### Problem to solve:
Track down the lines that contain "Miralles" and copy them.

Dataset items
☆ ☆ ☆ ☆ ☆ ☆ ☆
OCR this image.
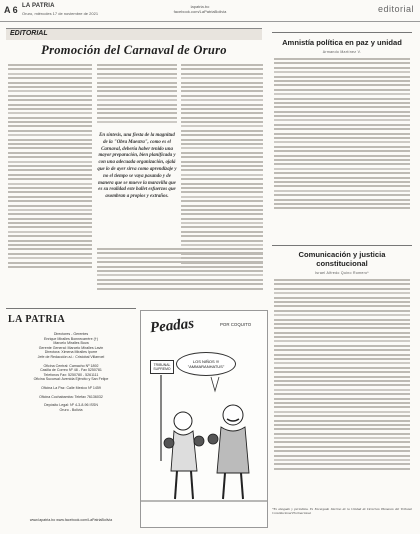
A 6 LA PATRIA
Oruro, miércoles 17 de noviembre de 2021
lapatria.bo
facebook.com/LaPatriaBolivia	editorial
EDITORIAL
Promoción del Carnaval de Oruro
En síntesis, una fiesta de la magnitud de la "Obra Maestra", como es el Carnaval, debería haber tenido una mayor preparación, bien planificada y con una adecuada organización, ojalá que lo de ayer sirva como aprendizaje y no el tiempo se vaya pasando y de manera que se mueve la maravilla que es su realidad este ballet esfuerzos que asombran a propios y extraños.
Amnistía política en paz y unidad
Armando Martínez V.
Comunicación y justicia constitucional
Israel Alfredo Quino Romero*
*Es abogado y periodista. Es Encargado Interino de la Unidad de Derechos Humanos del Tribunal Constitucional Plurinacional.
LA PATRIA
Directores - Gerentes
Enrique Miralles Bonnecarrère (†)
Marcelo Miralles Bova
Gerente General: Marcelo Miralles Lavin
Directora: Ximena Miralles Iporre
Jefe de Redacción a.i.: Cristobal Villarroel
Oficina Central: Camacho Nº 1892
Casilla de Correo Nº 48 - Fax 5250781
Telefonos Fax: 5250780 - 5261111
Oficina Sucursal: Avenida Ejército y San Felipe
Oficina La Paz: Calle Mexico Nº 1459
Oficina Cochabamba: Telefax 76136032
Depósito Legal: Nº 4-3-8-96 ISSN
Oruro - Bolivia
www.lapatria.bo www.facebook.com/LaPatriaBolivia
Peadas	POR COQUITO
LOS NIÑOS !!! "AMMARANHATUS"
TRIBUNAL SUPREMO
☆ ☆ ☆ ☆ ☆ ☆ ☆
### Answer to the task:
Enrique Miralles Bonnecarrère (†)
Marcelo Miralles Bova
Gerente General: Marcelo Miralles Lavin
Directora: Ximena Miralles Iporre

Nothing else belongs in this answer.